───── GIVEN RECORDS

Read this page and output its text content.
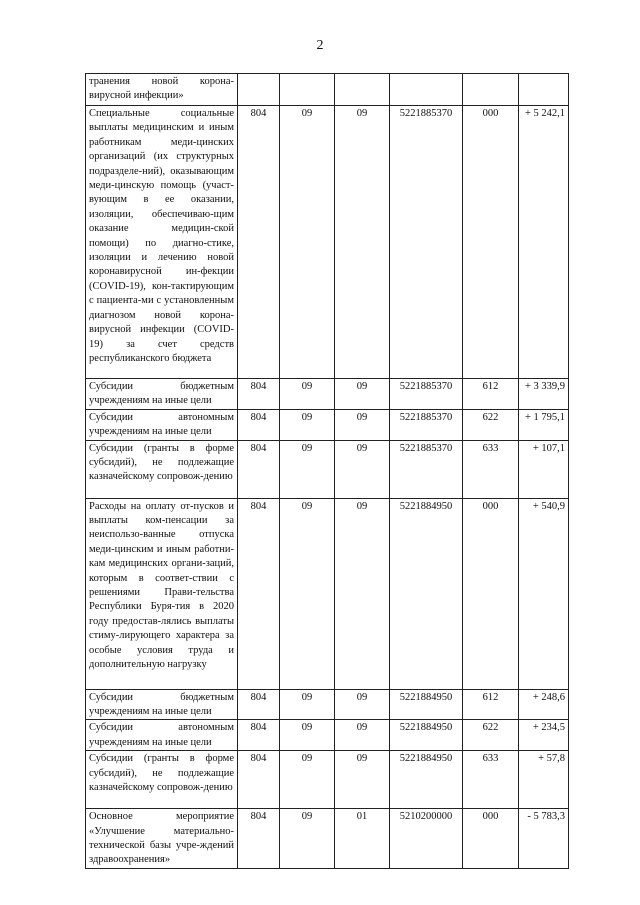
2
транения новой корона-вирусной инфекции»						
Специальные социальные выплаты медицинским и иным работникам меди-цинских организаций (их структурных подразделе-ний), оказывающим меди-цинскую помощь (участ-вующим в ее оказании, изоляции, обеспечиваю-щим оказание медицин-ской помощи) по диагно-стике, изоляции и лечению новой коронавирусной ин-фекции (COVID-19), кон-тактирующим с пациента-ми с установленным диагнозом новой корона-вирусной инфекции (COVID-19) за счет средств республиканского бюджета	804	09	09	5221885370	000	+ 5 242,1
Субсидии бюджетным учреждениям на иные цели	804	09	09	5221885370	612	+ 3 339,9
Субсидии автономным учреждениям на иные цели	804	09	09	5221885370	622	+ 1 795,1
Субсидии (гранты в форме субсидий), не подлежащие казначейскому сопровож-дению	804	09	09	5221885370	633	+ 107,1
Расходы на оплату от-пусков и выплаты ком-пенсации за неиспользо-ванные отпуска меди-цинским и иным работни-кам медицинских органи-заций, которым в соответ-ствии с решениями Прави-тельства Республики Буря-тия в 2020 году предостав-лялись выплаты стиму-лирующего характера за особые условия труда и дополнительную нагрузку	804	09	09	5221884950	000	+ 540,9
Субсидии бюджетным учреждениям на иные цели	804	09	09	5221884950	612	+ 248,6
Субсидии автономным учреждениям на иные цели	804	09	09	5221884950	622	+ 234,5
Субсидии (гранты в форме субсидий), не подлежащие казначейскому сопровож-дению	804	09	09	5221884950	633	+ 57,8
Основное мероприятие «Улучшение материально-технической базы учре-ждений здравоохранения»	804	09	01	5210200000	000	- 5 783,3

──────────

=== SET EXERCISE ===
Copy the records exactly. Skip the pictures.

=== WRITTEN SOLUTION ===
Read this page and output its text content.
2
транения новой корона-вирусной инфекции»						
Специальные социальные выплаты медицинским и иным работникам меди-цинских организаций (их структурных подразделе-ний), оказывающим меди-цинскую помощь (участ-вующим в ее оказании, изоляции, обеспечиваю-щим оказание медицин-ской помощи) по диагно-стике, изоляции и лечению новой коронавирусной ин-фекции (COVID-19), кон-тактирующим с пациента-ми с установленным диагнозом новой корона-вирусной инфекции (COVID-19) за счет средств республиканского бюджета	804	09	09	5221885370	000	+ 5 242,1
Субсидии бюджетным учреждениям на иные цели	804	09	09	5221885370	612	+ 3 339,9
Субсидии автономным учреждениям на иные цели	804	09	09	5221885370	622	+ 1 795,1
Субсидии (гранты в форме субсидий), не подлежащие казначейскому сопровож-дению	804	09	09	5221885370	633	+ 107,1
Расходы на оплату от-пусков и выплаты ком-пенсации за неиспользо-ванные отпуска меди-цинским и иным работни-кам медицинских органи-заций, которым в соответ-ствии с решениями Прави-тельства Республики Буря-тия в 2020 году предостав-лялись выплаты стиму-лирующего характера за особые условия труда и дополнительную нагрузку	804	09	09	5221884950	000	+ 540,9
Субсидии бюджетным учреждениям на иные цели	804	09	09	5221884950	612	+ 248,6
Субсидии автономным учреждениям на иные цели	804	09	09	5221884950	622	+ 234,5
Субсидии (гранты в форме субсидий), не подлежащие казначейскому сопровож-дению	804	09	09	5221884950	633	+ 57,8
Основное мероприятие «Улучшение материально-технической базы учре-ждений здравоохранения»	804	09	01	5210200000	000	- 5 783,3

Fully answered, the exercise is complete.